Provide the count of lines that hold "niet" and no other output.
___ Data rows ___
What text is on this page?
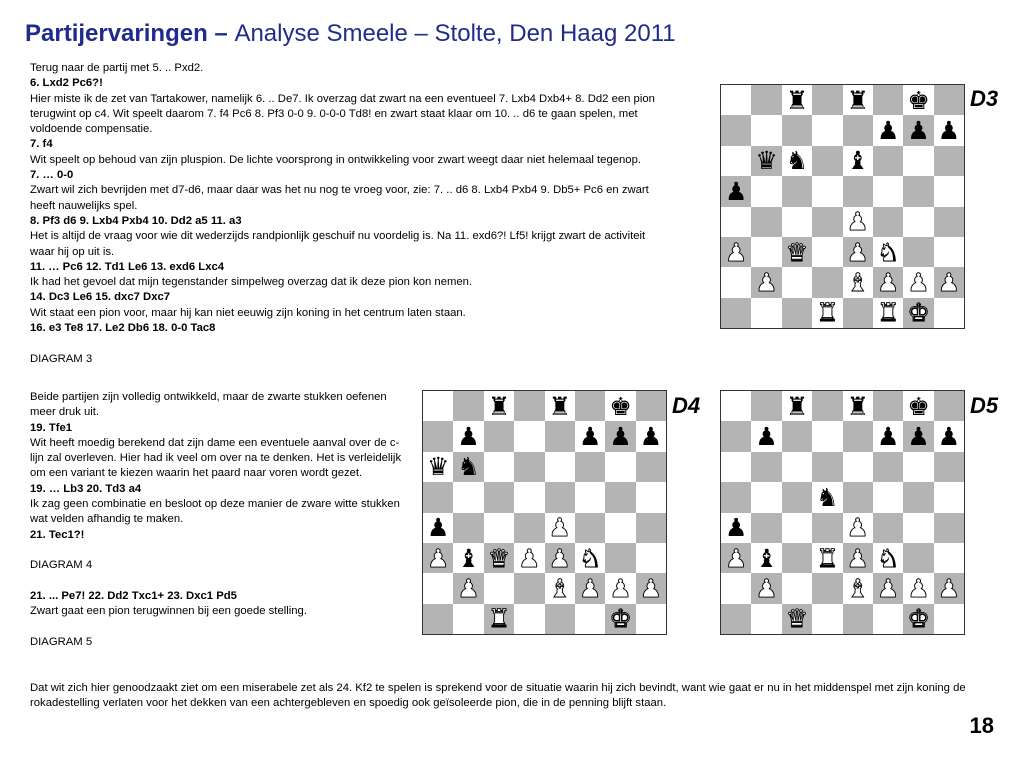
Partijervaringen – Analyse Smeele – Stolte, Den Haag 2011

Terug naar de partij met 5. .. Pxd2.

6. Lxd2 Pc6?!

Hier miste ik de zet van Tartakower, namelijk 6. .. De7. Ik overzag dat zwart na een eventueel 7. Lxb4 Dxb4+ 8. Dd2 een pion terugwint op c4. Wit speelt daarom 7. f4 Pc6 8. Pf3 0-0 9. 0-0-0 Td8! en zwart staat klaar om 10. .. d6 te gaan spelen, met voldoende compensatie.

7. f4

Wit speelt op behoud van zijn pluspion. De lichte voorsprong in ontwikkeling voor zwart weegt daar niet helemaal tegenop.

7. … 0-0

Zwart wil zich bevrijden met d7-d6, maar daar was het nu nog te vroeg voor, zie: 7. .. d6 8. Lxb4 Pxb4 9. Db5+ Pc6 en zwart heeft nauwelijks spel.

8. Pf3 d6 9. Lxb4 Pxb4 10. Dd2 a5 11. a3

Het is altijd de vraag voor wie dit wederzijds randpionlijk geschuif nu voordelig is. Na 11. exd6?! Lf5! krijgt zwart de activiteit waar hij op uit is.

11. … Pc6 12. Td1 Le6 13. exd6 Lxc4

Ik had het gevoel dat mijn tegenstander simpelweg overzag dat ik deze pion kon nemen.

14. Dc3 Le6 15. dxc7 Dxc7

Wit staat een pion voor, maar hij kan niet eeuwig zijn koning in het centrum laten staan.

16. e3 Te8 17. Le2 Db6 18. 0-0 Tac8

DIAGRAM 3

Beide partijen zijn volledig ontwikkeld, maar de zwarte stukken oefenen meer druk uit.

19. Tfe1

Wit heeft moedig berekend dat zijn dame een eventuele aanval over de c-lijn zal overleven. Hier had ik veel om over na te denken. Het is verleidelijk om een variant te kiezen waarin het paard naar voren wordt gezet.

19. … Lb3 20. Td3 a4

Ik zag geen combinatie en besloot op deze manier de zware witte stukken wat velden afhandig te maken.

21. Tec1?!

DIAGRAM 4

21. ... Pe7! 22. Dd2 Txc1+ 23. Dxc1 Pd5

Zwart gaat een pion terugwinnen bij een goede stelling.

DIAGRAM 5

Dat wit zich hier genoodzaakt ziet om een miserabele zet als 24. Kf2 te spelen is sprekend voor de situatie waarin hij zich bevindt, want wie gaat er nu in het middenspel met zijn koning de rokadestelling verlaten voor het dekken van een achtergebleven en spoedig ook geïsoleerde pion, die in de penning blijft staan.
♜ ♜ ♚
♟ ♟ ♟
♛ ♞ ♝
♟
♟
♟ ♛ ♟ ♞
♟	♝ ♟ ♟ ♟
♜ ♜ ♚
D3
♜ ♜ ♚
♟	♟ ♟ ♟
♛ ♞
♟	♟
♟ ♝ ♛ ♟ ♟ ♞
♟	♝ ♟ ♟ ♟
♜	♚
D4	♜ ♜ ♚
♟	♟ ♟ ♟
♞
♟	♟
♟ ♝ ♜ ♟ ♞
♟	♝ ♟ ♟ ♟
♛	♚
D5
18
___
- Solution to the problem
2